## [Problem to work on]
Repeat the material exactly, leaving nothing out.
>> start Given data
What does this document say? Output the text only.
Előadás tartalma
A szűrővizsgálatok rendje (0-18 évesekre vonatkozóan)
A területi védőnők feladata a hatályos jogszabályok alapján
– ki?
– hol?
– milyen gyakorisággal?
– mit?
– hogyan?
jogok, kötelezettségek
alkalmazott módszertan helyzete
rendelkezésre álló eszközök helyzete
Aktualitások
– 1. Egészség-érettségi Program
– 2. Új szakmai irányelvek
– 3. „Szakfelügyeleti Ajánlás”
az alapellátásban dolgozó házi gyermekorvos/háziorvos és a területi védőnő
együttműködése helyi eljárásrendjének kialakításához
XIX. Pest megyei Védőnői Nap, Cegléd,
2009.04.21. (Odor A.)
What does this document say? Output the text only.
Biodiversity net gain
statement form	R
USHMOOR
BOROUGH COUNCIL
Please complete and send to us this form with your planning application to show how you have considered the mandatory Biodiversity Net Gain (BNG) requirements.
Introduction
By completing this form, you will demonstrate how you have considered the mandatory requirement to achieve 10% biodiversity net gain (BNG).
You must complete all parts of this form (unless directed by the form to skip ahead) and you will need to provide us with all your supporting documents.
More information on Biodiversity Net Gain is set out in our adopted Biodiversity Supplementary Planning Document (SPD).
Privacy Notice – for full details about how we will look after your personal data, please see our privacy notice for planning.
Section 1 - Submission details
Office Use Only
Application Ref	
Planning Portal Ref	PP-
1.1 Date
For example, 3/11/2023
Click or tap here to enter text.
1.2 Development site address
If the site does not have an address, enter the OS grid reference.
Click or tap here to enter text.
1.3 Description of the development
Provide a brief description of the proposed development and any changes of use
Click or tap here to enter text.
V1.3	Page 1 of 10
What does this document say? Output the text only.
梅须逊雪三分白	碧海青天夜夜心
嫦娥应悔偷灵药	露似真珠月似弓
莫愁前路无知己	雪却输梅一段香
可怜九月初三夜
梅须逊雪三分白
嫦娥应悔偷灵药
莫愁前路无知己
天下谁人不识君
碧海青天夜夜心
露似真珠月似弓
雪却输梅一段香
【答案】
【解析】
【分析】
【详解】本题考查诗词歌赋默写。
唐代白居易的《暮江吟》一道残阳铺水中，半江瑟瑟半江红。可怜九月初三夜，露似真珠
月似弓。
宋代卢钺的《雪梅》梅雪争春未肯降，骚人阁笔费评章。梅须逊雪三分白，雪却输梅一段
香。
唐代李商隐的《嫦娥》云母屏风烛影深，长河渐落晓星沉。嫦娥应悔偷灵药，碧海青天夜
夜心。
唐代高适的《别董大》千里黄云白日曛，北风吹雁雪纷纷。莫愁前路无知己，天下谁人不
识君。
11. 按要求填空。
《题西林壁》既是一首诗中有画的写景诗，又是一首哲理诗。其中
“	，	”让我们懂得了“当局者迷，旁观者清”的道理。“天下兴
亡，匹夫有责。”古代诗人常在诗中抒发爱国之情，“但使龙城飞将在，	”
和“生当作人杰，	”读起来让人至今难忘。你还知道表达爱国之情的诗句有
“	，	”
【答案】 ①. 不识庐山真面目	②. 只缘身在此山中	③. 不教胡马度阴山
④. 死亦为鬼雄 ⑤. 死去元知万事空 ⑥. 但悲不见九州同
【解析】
>> end Given data
## [Completed task]
What does this document say? Output the text only.
Előadás tartalma
A szűrővizsgálatok rendje (0-18 évesekre vonatkozóan)
A területi védőnők feladata a hatályos jogszabályok alapján
– ki?
– hol?
– milyen gyakorisággal?
– mit?
– hogyan?
jogok, kötelezettségek
alkalmazott módszertan helyzete
rendelkezésre álló eszközök helyzete
Aktualitások
– 1. Egészség-érettségi Program
– 2. Új szakmai irányelvek
– 3. „Szakfelügyeleti Ajánlás”
az alapellátásban dolgozó házi gyermekorvos/háziorvos és a területi védőnő
együttműködése helyi eljárásrendjének kialakításához
XIX. Pest megyei Védőnői Nap, Cegléd,
2009.04.21. (Odor A.)
What does this document say? Output the text only.
Biodiversity net gain
statement form	R
USHMOOR
BOROUGH COUNCIL
Please complete and send to us this form with your planning application to show how you have considered the mandatory Biodiversity Net Gain (BNG) requirements.
Introduction
By completing this form, you will demonstrate how you have considered the mandatory requirement to achieve 10% biodiversity net gain (BNG).
You must complete all parts of this form (unless directed by the form to skip ahead) and you will need to provide us with all your supporting documents.
More information on Biodiversity Net Gain is set out in our adopted Biodiversity Supplementary Planning Document (SPD).
Privacy Notice – for full details about how we will look after your personal data, please see our privacy notice for planning.
Section 1 - Submission details
Office Use Only
Application Ref	
Planning Portal Ref	PP-
1.1 Date
For example, 3/11/2023
Click or tap here to enter text.
1.2 Development site address
If the site does not have an address, enter the OS grid reference.
Click or tap here to enter text.
1.3 Description of the development
Provide a brief description of the proposed development and any changes of use
Click or tap here to enter text.
V1.3	Page 1 of 10
What does this document say? Output the text only.
梅须逊雪三分白	碧海青天夜夜心
嫦娥应悔偷灵药	露似真珠月似弓
莫愁前路无知己	雪却输梅一段香
可怜九月初三夜
梅须逊雪三分白
嫦娥应悔偷灵药
莫愁前路无知己
天下谁人不识君
碧海青天夜夜心
露似真珠月似弓
雪却输梅一段香
【答案】
【解析】
【分析】
【详解】本题考查诗词歌赋默写。
唐代白居易的《暮江吟》一道残阳铺水中，半江瑟瑟半江红。可怜九月初三夜，露似真珠
月似弓。
宋代卢钺的《雪梅》梅雪争春未肯降，骚人阁笔费评章。梅须逊雪三分白，雪却输梅一段
香。
唐代李商隐的《嫦娥》云母屏风烛影深，长河渐落晓星沉。嫦娥应悔偷灵药，碧海青天夜
夜心。
唐代高适的《别董大》千里黄云白日曛，北风吹雁雪纷纷。莫愁前路无知己，天下谁人不
识君。
11. 按要求填空。
《题西林壁》既是一首诗中有画的写景诗，又是一首哲理诗。其中
“	，	”让我们懂得了“当局者迷，旁观者清”的道理。“天下兴
亡，匹夫有责。”古代诗人常在诗中抒发爱国之情，“但使龙城飞将在，	”
和“生当作人杰，	”读起来让人至今难忘。你还知道表达爱国之情的诗句有
“	，	”
【答案】 ①. 不识庐山真面目	②. 只缘身在此山中	③. 不教胡马度阴山
④. 死亦为鬼雄 ⑤. 死去元知万事空 ⑥. 但悲不见九州同
【解析】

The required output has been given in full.